───── Records

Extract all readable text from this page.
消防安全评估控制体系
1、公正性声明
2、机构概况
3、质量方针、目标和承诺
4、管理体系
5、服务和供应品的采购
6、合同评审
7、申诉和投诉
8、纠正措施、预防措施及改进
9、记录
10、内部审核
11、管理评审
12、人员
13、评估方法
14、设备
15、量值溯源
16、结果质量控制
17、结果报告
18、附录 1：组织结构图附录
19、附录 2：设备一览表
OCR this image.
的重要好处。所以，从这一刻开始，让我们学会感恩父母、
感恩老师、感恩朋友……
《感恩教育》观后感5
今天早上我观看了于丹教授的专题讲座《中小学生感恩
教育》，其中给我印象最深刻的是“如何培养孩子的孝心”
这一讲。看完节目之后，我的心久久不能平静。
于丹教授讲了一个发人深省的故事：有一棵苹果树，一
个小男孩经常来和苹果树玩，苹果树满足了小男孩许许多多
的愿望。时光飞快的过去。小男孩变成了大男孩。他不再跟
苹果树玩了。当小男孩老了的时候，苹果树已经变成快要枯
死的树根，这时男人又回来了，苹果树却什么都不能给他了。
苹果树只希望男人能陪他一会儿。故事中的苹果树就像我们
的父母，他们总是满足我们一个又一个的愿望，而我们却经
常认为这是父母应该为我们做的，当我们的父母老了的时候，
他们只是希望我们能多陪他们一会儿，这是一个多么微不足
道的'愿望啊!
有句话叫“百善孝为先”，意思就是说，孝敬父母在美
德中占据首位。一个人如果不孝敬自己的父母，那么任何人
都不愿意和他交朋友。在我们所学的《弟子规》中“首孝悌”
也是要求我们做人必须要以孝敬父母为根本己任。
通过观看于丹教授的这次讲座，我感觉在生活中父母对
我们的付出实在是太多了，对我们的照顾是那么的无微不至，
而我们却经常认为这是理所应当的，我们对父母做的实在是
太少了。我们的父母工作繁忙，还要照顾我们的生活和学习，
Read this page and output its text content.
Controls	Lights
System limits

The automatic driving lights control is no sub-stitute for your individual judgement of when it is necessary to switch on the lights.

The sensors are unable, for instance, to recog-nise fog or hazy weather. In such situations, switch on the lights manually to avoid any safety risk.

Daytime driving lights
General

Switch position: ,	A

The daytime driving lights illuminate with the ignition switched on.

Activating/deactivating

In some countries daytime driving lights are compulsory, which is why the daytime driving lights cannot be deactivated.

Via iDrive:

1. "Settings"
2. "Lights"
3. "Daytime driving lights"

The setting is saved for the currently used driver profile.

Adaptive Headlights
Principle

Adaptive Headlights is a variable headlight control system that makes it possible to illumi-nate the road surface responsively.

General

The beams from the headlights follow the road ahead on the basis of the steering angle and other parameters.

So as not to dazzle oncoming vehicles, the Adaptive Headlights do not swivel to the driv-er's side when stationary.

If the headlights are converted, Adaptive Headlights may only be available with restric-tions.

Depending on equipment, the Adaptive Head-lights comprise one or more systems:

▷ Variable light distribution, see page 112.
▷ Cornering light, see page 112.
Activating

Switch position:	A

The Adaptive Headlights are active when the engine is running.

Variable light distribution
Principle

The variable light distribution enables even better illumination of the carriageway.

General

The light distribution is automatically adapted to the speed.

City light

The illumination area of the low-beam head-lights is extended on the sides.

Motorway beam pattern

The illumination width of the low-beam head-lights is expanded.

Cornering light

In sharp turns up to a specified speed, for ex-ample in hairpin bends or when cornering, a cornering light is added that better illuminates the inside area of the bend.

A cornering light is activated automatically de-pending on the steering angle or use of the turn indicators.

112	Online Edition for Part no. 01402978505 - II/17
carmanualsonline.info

──────────

◆ What you have to do ◆
Output all of the material exactly as written.

◆ Worked answer ◆
Extract all readable text from this page.
消防安全评估控制体系
1、公正性声明
2、机构概况
3、质量方针、目标和承诺
4、管理体系
5、服务和供应品的采购
6、合同评审
7、申诉和投诉
8、纠正措施、预防措施及改进
9、记录
10、内部审核
11、管理评审
12、人员
13、评估方法
14、设备
15、量值溯源
16、结果质量控制
17、结果报告
18、附录 1：组织结构图附录
19、附录 2：设备一览表
OCR this image.
的重要好处。所以，从这一刻开始，让我们学会感恩父母、
感恩老师、感恩朋友……
《感恩教育》观后感5
今天早上我观看了于丹教授的专题讲座《中小学生感恩
教育》，其中给我印象最深刻的是“如何培养孩子的孝心”
这一讲。看完节目之后，我的心久久不能平静。
于丹教授讲了一个发人深省的故事：有一棵苹果树，一
个小男孩经常来和苹果树玩，苹果树满足了小男孩许许多多
的愿望。时光飞快的过去。小男孩变成了大男孩。他不再跟
苹果树玩了。当小男孩老了的时候，苹果树已经变成快要枯
死的树根，这时男人又回来了，苹果树却什么都不能给他了。
苹果树只希望男人能陪他一会儿。故事中的苹果树就像我们
的父母，他们总是满足我们一个又一个的愿望，而我们却经
常认为这是父母应该为我们做的，当我们的父母老了的时候，
他们只是希望我们能多陪他们一会儿，这是一个多么微不足
道的'愿望啊!
有句话叫“百善孝为先”，意思就是说，孝敬父母在美
德中占据首位。一个人如果不孝敬自己的父母，那么任何人
都不愿意和他交朋友。在我们所学的《弟子规》中“首孝悌”
也是要求我们做人必须要以孝敬父母为根本己任。
通过观看于丹教授的这次讲座，我感觉在生活中父母对
我们的付出实在是太多了，对我们的照顾是那么的无微不至，
而我们却经常认为这是理所应当的，我们对父母做的实在是
太少了。我们的父母工作繁忙，还要照顾我们的生活和学习，
Read this page and output its text content.
Controls	Lights
System limits

The automatic driving lights control is no sub-stitute for your individual judgement of when it is necessary to switch on the lights.

The sensors are unable, for instance, to recog-nise fog or hazy weather. In such situations, switch on the lights manually to avoid any safety risk.

Daytime driving lights
General

Switch position: ,	A

The daytime driving lights illuminate with the ignition switched on.

Activating/deactivating

In some countries daytime driving lights are compulsory, which is why the daytime driving lights cannot be deactivated.

Via iDrive:

1. "Settings"
2. "Lights"
3. "Daytime driving lights"

The setting is saved for the currently used driver profile.

Adaptive Headlights
Principle

Adaptive Headlights is a variable headlight control system that makes it possible to illumi-nate the road surface responsively.

General

The beams from the headlights follow the road ahead on the basis of the steering angle and other parameters.

So as not to dazzle oncoming vehicles, the Adaptive Headlights do not swivel to the driv-er's side when stationary.

If the headlights are converted, Adaptive Headlights may only be available with restric-tions.

Depending on equipment, the Adaptive Head-lights comprise one or more systems:

▷ Variable light distribution, see page 112.
▷ Cornering light, see page 112.
Activating

Switch position:	A

The Adaptive Headlights are active when the engine is running.

Variable light distribution
Principle

The variable light distribution enables even better illumination of the carriageway.

General

The light distribution is automatically adapted to the speed.

City light

The illumination area of the low-beam head-lights is extended on the sides.

Motorway beam pattern

The illumination width of the low-beam head-lights is expanded.

Cornering light

In sharp turns up to a specified speed, for ex-ample in hairpin bends or when cornering, a cornering light is added that better illuminates the inside area of the bend.

A cornering light is activated automatically de-pending on the steering angle or use of the turn indicators.

112	Online Edition for Part no. 01402978505 - II/17
carmanualsonline.info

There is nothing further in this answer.